## STORED RECORDS
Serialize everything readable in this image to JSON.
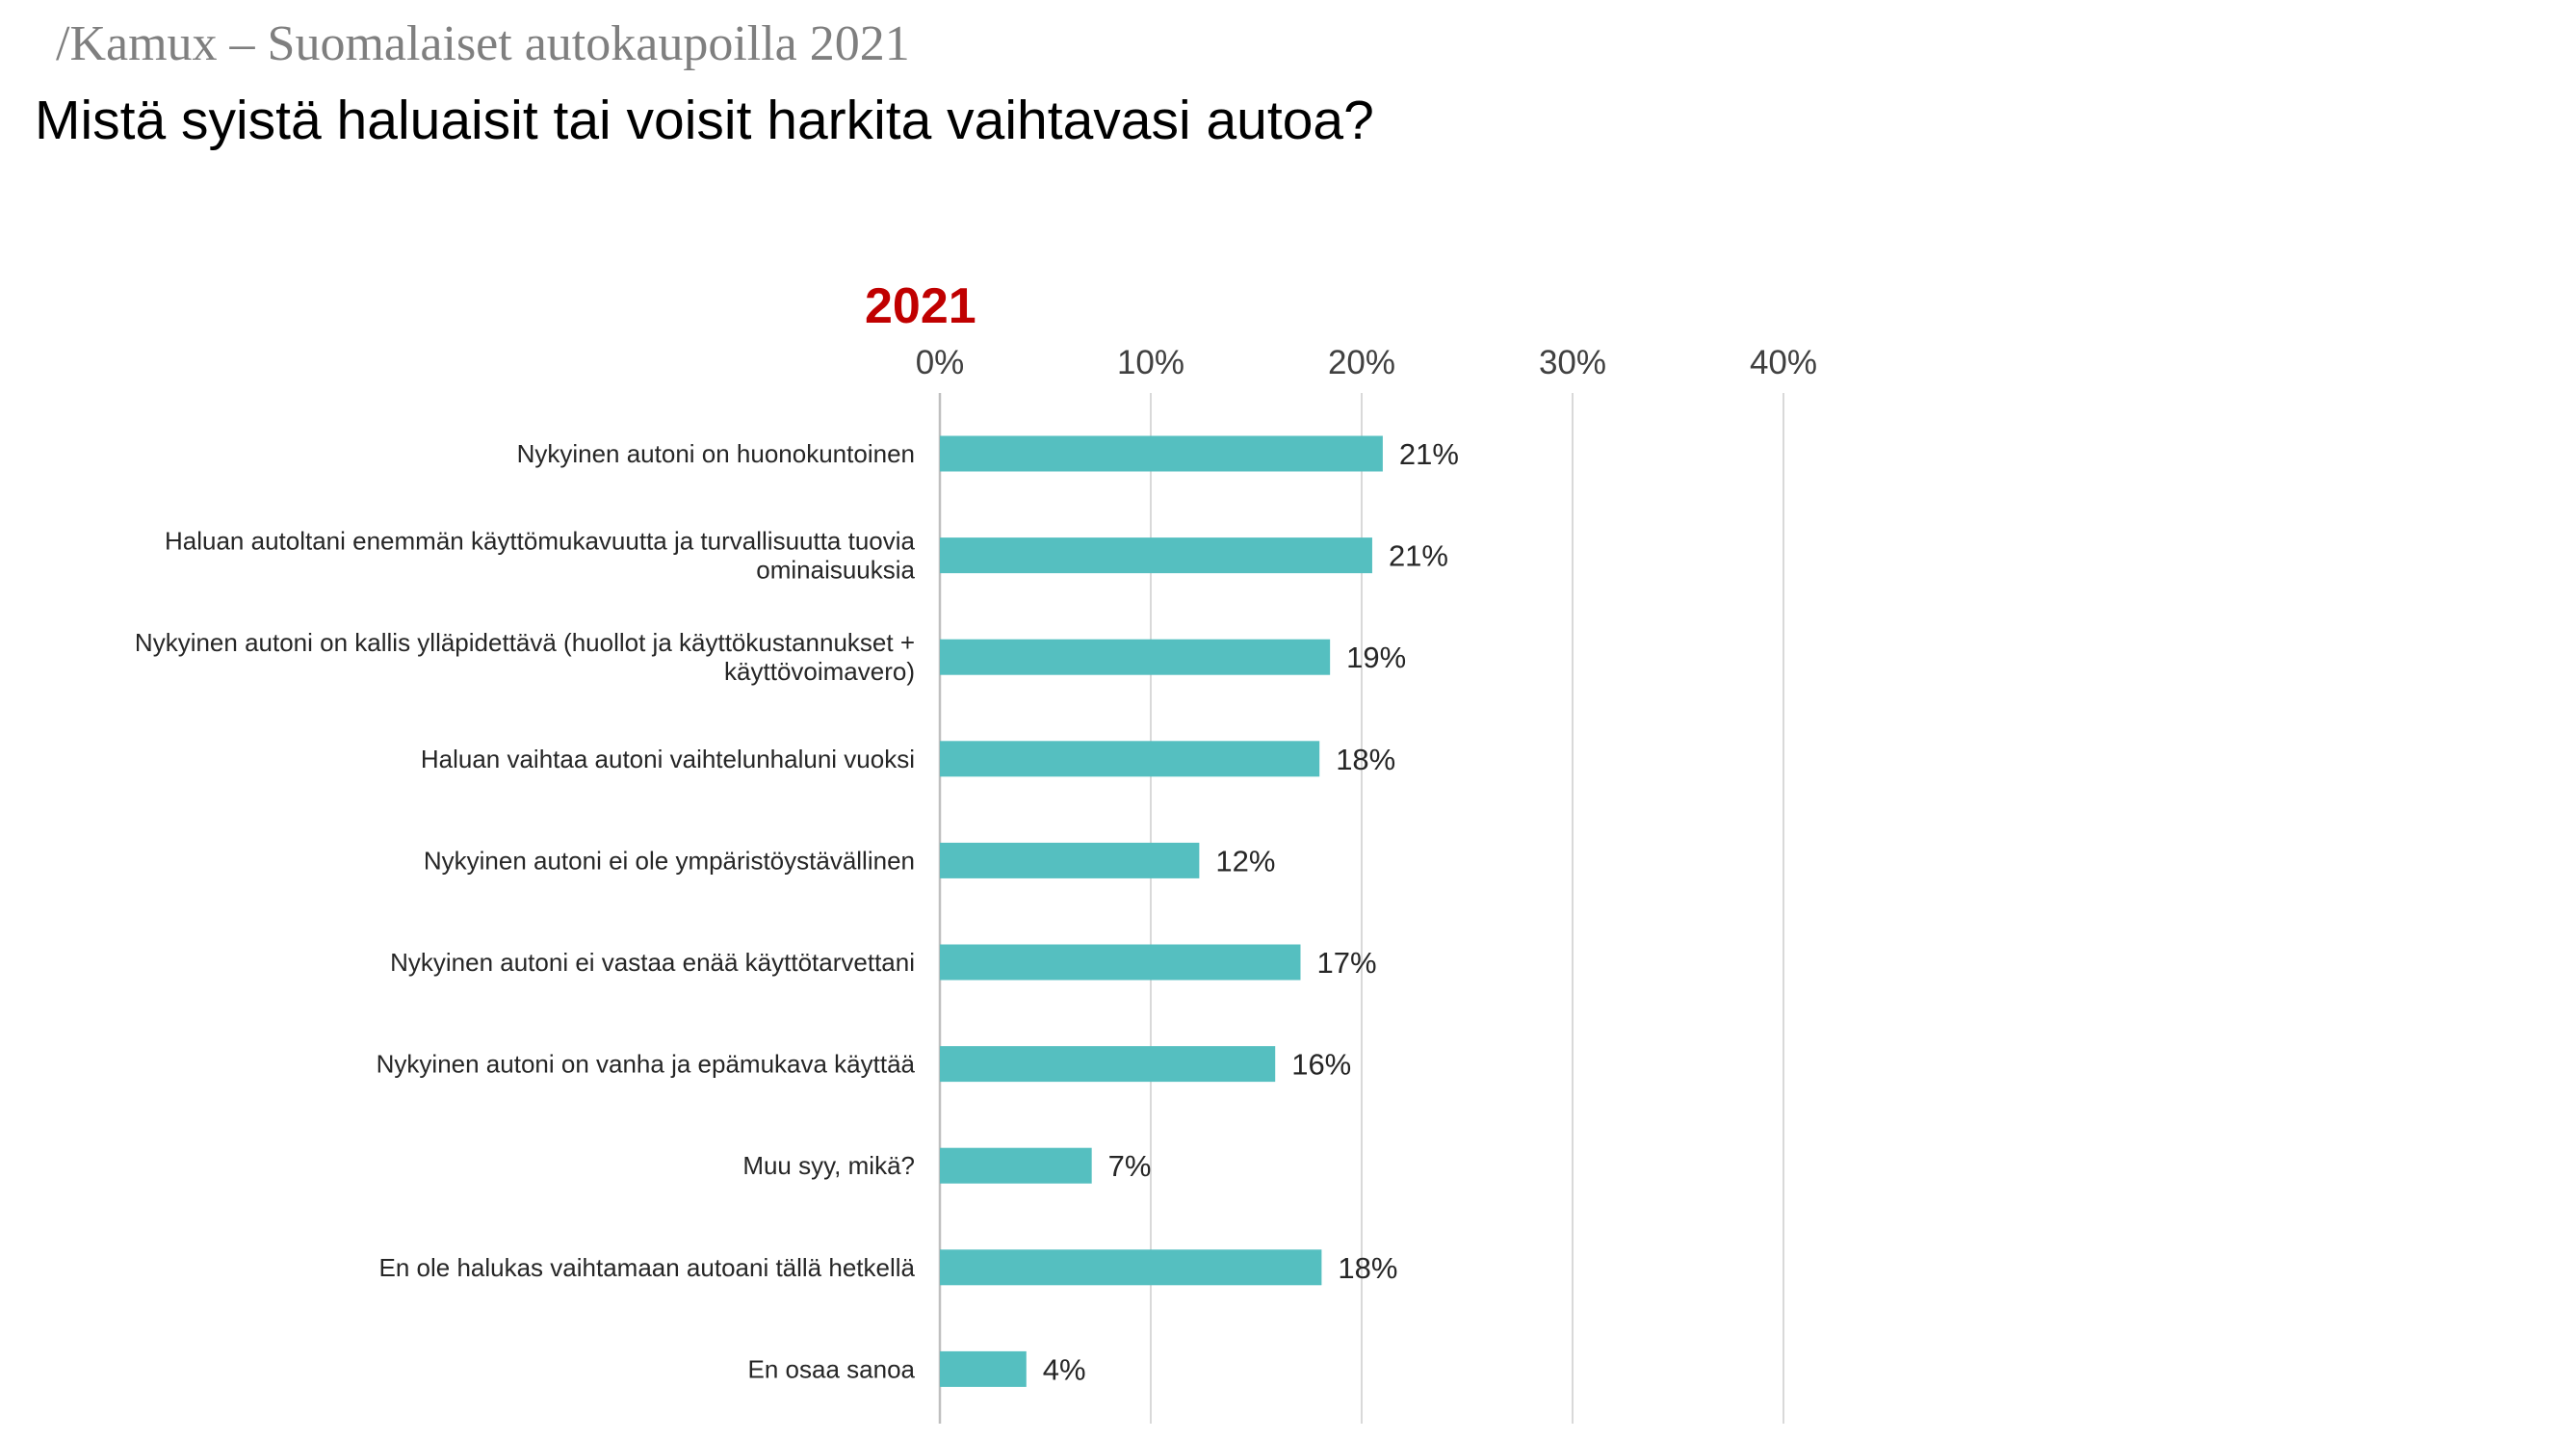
{
  "header": {
    "brand": "/Kamux – Suomalaiset autokaupoilla 2021",
    "question": "Mistä syistä haluaisit tai voisit harkita vaihtavasi autoa?"
  },
  "colors": {
    "bar": "#55bfc0",
    "year_label": "#c00000",
    "gridline": "#d9d9d9",
    "axis": "#bfbfbf"
  },
  "chart_data": {
    "type": "bar",
    "orientation": "horizontal",
    "year_label": "2021",
    "x_axis_position": "top",
    "xlim": [
      0,
      40
    ],
    "x_ticks": [
      0,
      10,
      20,
      30,
      40
    ],
    "x_tick_labels": [
      "0%",
      "10%",
      "20%",
      "30%",
      "40%"
    ],
    "grid": true,
    "categories": [
      [
        "Nykyinen autoni on huonokuntoinen"
      ],
      [
        "Haluan autoltani enemmän käyttömukavuutta ja turvallisuutta tuovia",
        "ominaisuuksia"
      ],
      [
        "Nykyinen autoni on kallis ylläpidettävä (huollot ja käyttökustannukset +",
        "käyttövoimavero)"
      ],
      [
        "Haluan vaihtaa autoni vaihtelunhaluni vuoksi"
      ],
      [
        "Nykyinen autoni ei ole ympäristöystävällinen"
      ],
      [
        "Nykyinen autoni ei vastaa enää käyttötarvettani"
      ],
      [
        "Nykyinen autoni on vanha ja epämukava käyttää"
      ],
      [
        "Muu syy, mikä?"
      ],
      [
        "En ole halukas vaihtamaan autoani tällä hetkellä"
      ],
      [
        "En osaa sanoa"
      ]
    ],
    "values": [
      21,
      20.5,
      18.5,
      18,
      12.3,
      17.1,
      15.9,
      7.2,
      18.1,
      4.1
    ],
    "value_labels": [
      "21%",
      "21%",
      "19%",
      "18%",
      "12%",
      "17%",
      "16%",
      "7%",
      "18%",
      "4%"
    ]
  }
}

## PROMPT
Copy out each line exactly, without the pictures.

## RESULT OF THE EXERCISE
Serialize everything readable in this image to JSON.
{
  "header": {
    "brand": "/Kamux – Suomalaiset autokaupoilla 2021",
    "question": "Mistä syistä haluaisit tai voisit harkita vaihtavasi autoa?"
  },
  "colors": {
    "bar": "#55bfc0",
    "year_label": "#c00000",
    "gridline": "#d9d9d9",
    "axis": "#bfbfbf"
  },
  "chart_data": {
    "type": "bar",
    "orientation": "horizontal",
    "year_label": "2021",
    "x_axis_position": "top",
    "xlim": [
      0,
      40
    ],
    "x_ticks": [
      0,
      10,
      20,
      30,
      40
    ],
    "x_tick_labels": [
      "0%",
      "10%",
      "20%",
      "30%",
      "40%"
    ],
    "grid": true,
    "categories": [
      [
        "Nykyinen autoni on huonokuntoinen"
      ],
      [
        "Haluan autoltani enemmän käyttömukavuutta ja turvallisuutta tuovia",
        "ominaisuuksia"
      ],
      [
        "Nykyinen autoni on kallis ylläpidettävä (huollot ja käyttökustannukset +",
        "käyttövoimavero)"
      ],
      [
        "Haluan vaihtaa autoni vaihtelunhaluni vuoksi"
      ],
      [
        "Nykyinen autoni ei ole ympäristöystävällinen"
      ],
      [
        "Nykyinen autoni ei vastaa enää käyttötarvettani"
      ],
      [
        "Nykyinen autoni on vanha ja epämukava käyttää"
      ],
      [
        "Muu syy, mikä?"
      ],
      [
        "En ole halukas vaihtamaan autoani tällä hetkellä"
      ],
      [
        "En osaa sanoa"
      ]
    ],
    "values": [
      21,
      20.5,
      18.5,
      18,
      12.3,
      17.1,
      15.9,
      7.2,
      18.1,
      4.1
    ],
    "value_labels": [
      "21%",
      "21%",
      "19%",
      "18%",
      "12%",
      "17%",
      "16%",
      "7%",
      "18%",
      "4%"
    ]
  }
}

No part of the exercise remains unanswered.